Reproduce the listing below word for word, with no pictures.

### Records supplied ###

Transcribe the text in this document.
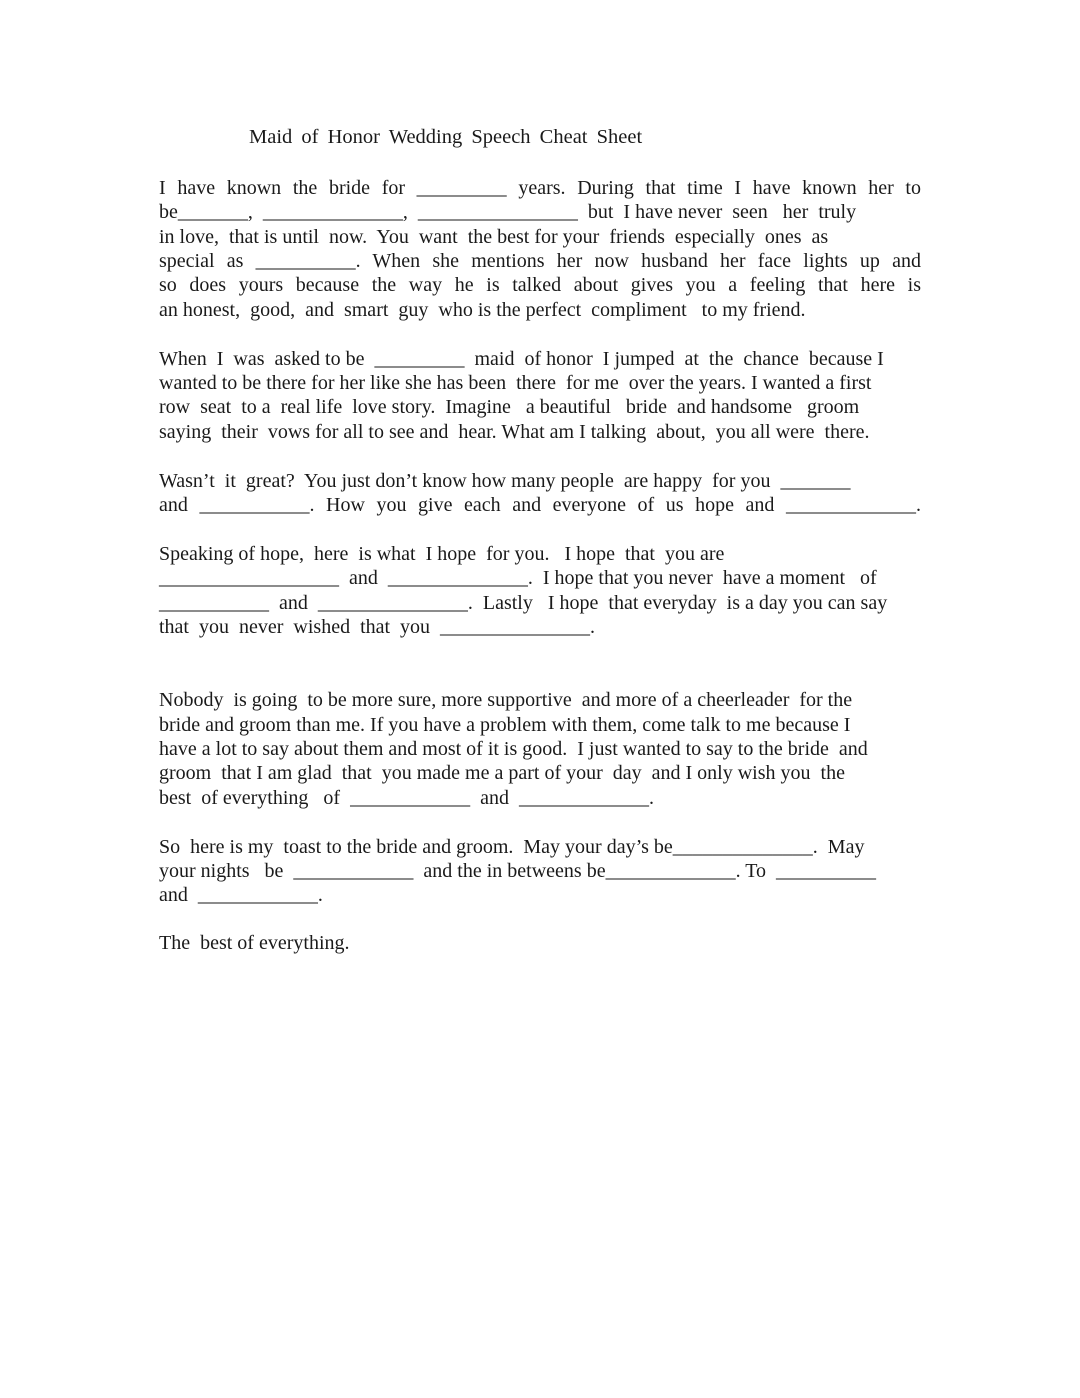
Maid of Honor Wedding Speech Cheat Sheet
I have known the bride for _________ years. During that time I have known her to
be_______,  ______________,  ________________  but  I have never  seen   her  truly
in love,  that is until  now.  You  want  the best for your  friends  especially  ones  as
special as __________. When she mentions her now husband her face lights up and
so does yours because the way he is talked about gives you a feeling that here is
an honest,  good,  and  smart  guy  who is the perfect  compliment   to my friend.
When  I  was  asked to be  _________  maid  of honor  I jumped  at  the  chance  because I
wanted to be there for her like she has been  there  for me  over the years. I wanted a first
row  seat  to a  real life  love story.  Imagine   a beautiful   bride  and handsome   groom
saying  their  vows for all to see and  hear. What am I talking  about,  you all were  there.
Wasn’t  it  great?  You just don’t know how many people  are happy  for you  _______
and ___________. How you give each and everyone of us hope and _____________.
Speaking of hope,  here  is what  I hope  for you.   I hope  that  you are
__________________  and  ______________.  I hope that you never  have a moment   of
___________  and  _______________.  Lastly   I hope  that everyday  is a day you can say
that  you  never  wished  that  you  _______________.
Nobody  is going  to be more sure, more supportive  and more of a cheerleader  for the
bride and groom than me. If you have a problem with them, come talk to me because I
have a lot to say about them and most of it is good.  I just wanted to say to the bride  and
groom  that I am glad  that  you made me a part of your  day  and I only wish you  the
best  of everything   of  ____________  and  _____________.
So  here is my  toast to the bride and groom.  May your day’s be______________.  May
your nights   be  ____________  and the in betweens be_____________. To  __________
and  ____________.
The  best of everything.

###

**Task answer:**
Transcribe the text in this document.
Maid of Honor Wedding Speech Cheat Sheet
I have known the bride for _________ years. During that time I have known her to
be_______,  ______________,  ________________  but  I have never  seen   her  truly
in love,  that is until  now.  You  want  the best for your  friends  especially  ones  as
special as __________. When she mentions her now husband her face lights up and
so does yours because the way he is talked about gives you a feeling that here is
an honest,  good,  and  smart  guy  who is the perfect  compliment   to my friend.
When  I  was  asked to be  _________  maid  of honor  I jumped  at  the  chance  because I
wanted to be there for her like she has been  there  for me  over the years. I wanted a first
row  seat  to a  real life  love story.  Imagine   a beautiful   bride  and handsome   groom
saying  their  vows for all to see and  hear. What am I talking  about,  you all were  there.
Wasn’t  it  great?  You just don’t know how many people  are happy  for you  _______
and ___________. How you give each and everyone of us hope and _____________.
Speaking of hope,  here  is what  I hope  for you.   I hope  that  you are
__________________  and  ______________.  I hope that you never  have a moment   of
___________  and  _______________.  Lastly   I hope  that everyday  is a day you can say
that  you  never  wished  that  you  _______________.
Nobody  is going  to be more sure, more supportive  and more of a cheerleader  for the
bride and groom than me. If you have a problem with them, come talk to me because I
have a lot to say about them and most of it is good.  I just wanted to say to the bride  and
groom  that I am glad  that  you made me a part of your  day  and I only wish you  the
best  of everything   of  ____________  and  _____________.
So  here is my  toast to the bride and groom.  May your day’s be______________.  May
your nights   be  ____________  and the in betweens be_____________. To  __________
and  ____________.
The  best of everything.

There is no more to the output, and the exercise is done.